• [Records for this exercise]
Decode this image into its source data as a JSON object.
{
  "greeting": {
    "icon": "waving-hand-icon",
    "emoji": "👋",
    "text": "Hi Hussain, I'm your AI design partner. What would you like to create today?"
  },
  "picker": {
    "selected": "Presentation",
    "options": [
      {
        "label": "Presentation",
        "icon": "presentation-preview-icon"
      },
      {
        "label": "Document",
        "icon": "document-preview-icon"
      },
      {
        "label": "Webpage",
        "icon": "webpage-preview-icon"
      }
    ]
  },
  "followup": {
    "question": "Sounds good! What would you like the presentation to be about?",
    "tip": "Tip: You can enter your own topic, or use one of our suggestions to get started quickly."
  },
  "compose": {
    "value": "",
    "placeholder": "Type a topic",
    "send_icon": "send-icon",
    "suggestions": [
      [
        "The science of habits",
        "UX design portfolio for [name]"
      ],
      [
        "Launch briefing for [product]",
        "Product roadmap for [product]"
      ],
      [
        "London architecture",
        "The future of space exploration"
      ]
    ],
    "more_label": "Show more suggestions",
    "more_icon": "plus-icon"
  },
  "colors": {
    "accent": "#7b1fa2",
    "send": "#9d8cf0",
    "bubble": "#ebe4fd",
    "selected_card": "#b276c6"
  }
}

• [Task to carry out] Copy out every line in the entries above that holds "your".

• [Output for this task]
    "text": "Hi Hussain, I'm your AI design partner. What would you like to create today?"
    "tip": "Tip: You can enter your own topic, or use one of our suggestions to get started quickly."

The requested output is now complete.